>> START

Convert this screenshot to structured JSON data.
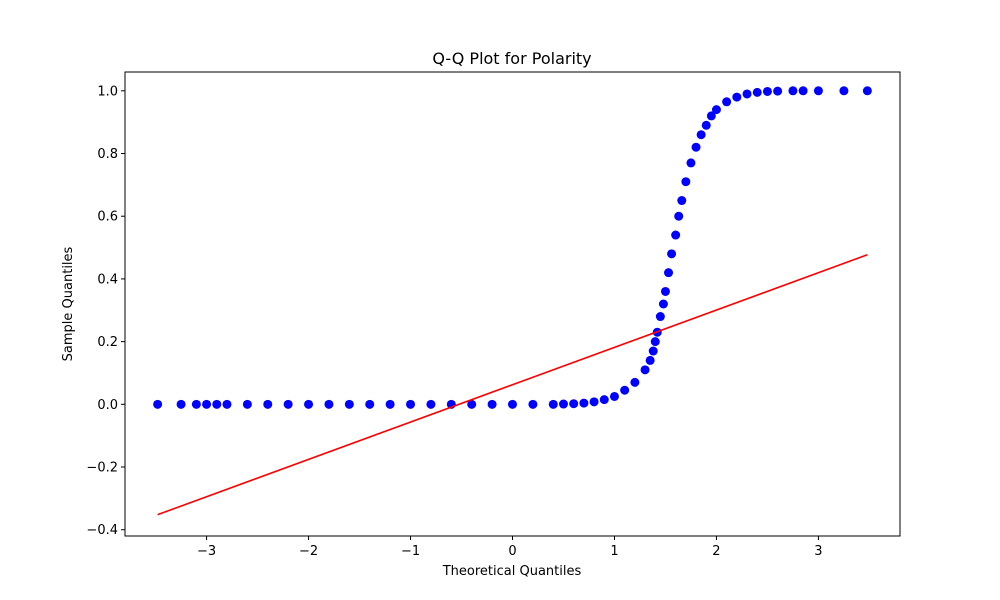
{
  "colors": {
    "points": "#0000ff",
    "reference_line": "#ff0000"
  },
  "chart_data": {
    "type": "scatter",
    "title": "Q-Q Plot for Polarity",
    "xlabel": "Theoretical Quantiles",
    "ylabel": "Sample Quantiles",
    "xlim": [
      -3.8,
      3.8
    ],
    "ylim": [
      -0.42,
      1.06
    ],
    "x_ticks": [
      -3,
      -2,
      -1,
      0,
      1,
      2,
      3
    ],
    "x_tick_labels": [
      "−3",
      "−2",
      "−1",
      "0",
      "1",
      "2",
      "3"
    ],
    "y_ticks": [
      -0.4,
      -0.2,
      0.0,
      0.2,
      0.4,
      0.6,
      0.8,
      1.0
    ],
    "y_tick_labels": [
      "−0.4",
      "−0.2",
      "0.0",
      "0.2",
      "0.4",
      "0.6",
      "0.8",
      "1.0"
    ],
    "grid": false,
    "series": [
      {
        "type": "scatter",
        "points": [
          [
            -3.48,
            0.0
          ],
          [
            -3.25,
            0.0
          ],
          [
            -3.1,
            0.0
          ],
          [
            -3.0,
            0.0
          ],
          [
            -2.9,
            0.0
          ],
          [
            -2.8,
            0.0
          ],
          [
            -2.6,
            0.0
          ],
          [
            -2.4,
            0.0
          ],
          [
            -2.2,
            0.0
          ],
          [
            -2.0,
            0.0
          ],
          [
            -1.8,
            0.0
          ],
          [
            -1.6,
            0.0
          ],
          [
            -1.4,
            0.0
          ],
          [
            -1.2,
            0.0
          ],
          [
            -1.0,
            0.0
          ],
          [
            -0.8,
            0.0
          ],
          [
            -0.6,
            0.0
          ],
          [
            -0.4,
            0.0
          ],
          [
            -0.2,
            0.0
          ],
          [
            0.0,
            0.0
          ],
          [
            0.2,
            0.0
          ],
          [
            0.4,
            0.0
          ],
          [
            0.5,
            0.001
          ],
          [
            0.6,
            0.002
          ],
          [
            0.7,
            0.004
          ],
          [
            0.8,
            0.008
          ],
          [
            0.9,
            0.015
          ],
          [
            1.0,
            0.025
          ],
          [
            1.1,
            0.045
          ],
          [
            1.2,
            0.07
          ],
          [
            1.3,
            0.11
          ],
          [
            1.35,
            0.14
          ],
          [
            1.38,
            0.17
          ],
          [
            1.4,
            0.2
          ],
          [
            1.42,
            0.23
          ],
          [
            1.45,
            0.28
          ],
          [
            1.48,
            0.32
          ],
          [
            1.5,
            0.36
          ],
          [
            1.53,
            0.42
          ],
          [
            1.56,
            0.48
          ],
          [
            1.6,
            0.54
          ],
          [
            1.63,
            0.6
          ],
          [
            1.66,
            0.65
          ],
          [
            1.7,
            0.71
          ],
          [
            1.75,
            0.77
          ],
          [
            1.8,
            0.82
          ],
          [
            1.85,
            0.86
          ],
          [
            1.9,
            0.89
          ],
          [
            1.95,
            0.92
          ],
          [
            2.0,
            0.94
          ],
          [
            2.1,
            0.965
          ],
          [
            2.2,
            0.98
          ],
          [
            2.3,
            0.99
          ],
          [
            2.4,
            0.995
          ],
          [
            2.5,
            0.998
          ],
          [
            2.6,
            0.999
          ],
          [
            2.75,
            1.0
          ],
          [
            2.85,
            1.0
          ],
          [
            3.0,
            1.0
          ],
          [
            3.25,
            1.0
          ],
          [
            3.48,
            1.0
          ]
        ]
      },
      {
        "type": "line",
        "points": [
          [
            -3.48,
            -0.352
          ],
          [
            3.48,
            0.477
          ]
        ]
      }
    ]
  }
}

>> END

*TASK GOAL*
Each entry must be retyped word for word, with every image omitted.

*COMPLETE OUTPUT*
Convert this screenshot to structured JSON data.
{
  "colors": {
    "points": "#0000ff",
    "reference_line": "#ff0000"
  },
  "chart_data": {
    "type": "scatter",
    "title": "Q-Q Plot for Polarity",
    "xlabel": "Theoretical Quantiles",
    "ylabel": "Sample Quantiles",
    "xlim": [
      -3.8,
      3.8
    ],
    "ylim": [
      -0.42,
      1.06
    ],
    "x_ticks": [
      -3,
      -2,
      -1,
      0,
      1,
      2,
      3
    ],
    "x_tick_labels": [
      "−3",
      "−2",
      "−1",
      "0",
      "1",
      "2",
      "3"
    ],
    "y_ticks": [
      -0.4,
      -0.2,
      0.0,
      0.2,
      0.4,
      0.6,
      0.8,
      1.0
    ],
    "y_tick_labels": [
      "−0.4",
      "−0.2",
      "0.0",
      "0.2",
      "0.4",
      "0.6",
      "0.8",
      "1.0"
    ],
    "grid": false,
    "series": [
      {
        "type": "scatter",
        "points": [
          [
            -3.48,
            0.0
          ],
          [
            -3.25,
            0.0
          ],
          [
            -3.1,
            0.0
          ],
          [
            -3.0,
            0.0
          ],
          [
            -2.9,
            0.0
          ],
          [
            -2.8,
            0.0
          ],
          [
            -2.6,
            0.0
          ],
          [
            -2.4,
            0.0
          ],
          [
            -2.2,
            0.0
          ],
          [
            -2.0,
            0.0
          ],
          [
            -1.8,
            0.0
          ],
          [
            -1.6,
            0.0
          ],
          [
            -1.4,
            0.0
          ],
          [
            -1.2,
            0.0
          ],
          [
            -1.0,
            0.0
          ],
          [
            -0.8,
            0.0
          ],
          [
            -0.6,
            0.0
          ],
          [
            -0.4,
            0.0
          ],
          [
            -0.2,
            0.0
          ],
          [
            0.0,
            0.0
          ],
          [
            0.2,
            0.0
          ],
          [
            0.4,
            0.0
          ],
          [
            0.5,
            0.001
          ],
          [
            0.6,
            0.002
          ],
          [
            0.7,
            0.004
          ],
          [
            0.8,
            0.008
          ],
          [
            0.9,
            0.015
          ],
          [
            1.0,
            0.025
          ],
          [
            1.1,
            0.045
          ],
          [
            1.2,
            0.07
          ],
          [
            1.3,
            0.11
          ],
          [
            1.35,
            0.14
          ],
          [
            1.38,
            0.17
          ],
          [
            1.4,
            0.2
          ],
          [
            1.42,
            0.23
          ],
          [
            1.45,
            0.28
          ],
          [
            1.48,
            0.32
          ],
          [
            1.5,
            0.36
          ],
          [
            1.53,
            0.42
          ],
          [
            1.56,
            0.48
          ],
          [
            1.6,
            0.54
          ],
          [
            1.63,
            0.6
          ],
          [
            1.66,
            0.65
          ],
          [
            1.7,
            0.71
          ],
          [
            1.75,
            0.77
          ],
          [
            1.8,
            0.82
          ],
          [
            1.85,
            0.86
          ],
          [
            1.9,
            0.89
          ],
          [
            1.95,
            0.92
          ],
          [
            2.0,
            0.94
          ],
          [
            2.1,
            0.965
          ],
          [
            2.2,
            0.98
          ],
          [
            2.3,
            0.99
          ],
          [
            2.4,
            0.995
          ],
          [
            2.5,
            0.998
          ],
          [
            2.6,
            0.999
          ],
          [
            2.75,
            1.0
          ],
          [
            2.85,
            1.0
          ],
          [
            3.0,
            1.0
          ],
          [
            3.25,
            1.0
          ],
          [
            3.48,
            1.0
          ]
        ]
      },
      {
        "type": "line",
        "points": [
          [
            -3.48,
            -0.352
          ],
          [
            3.48,
            0.477
          ]
        ]
      }
    ]
  }
}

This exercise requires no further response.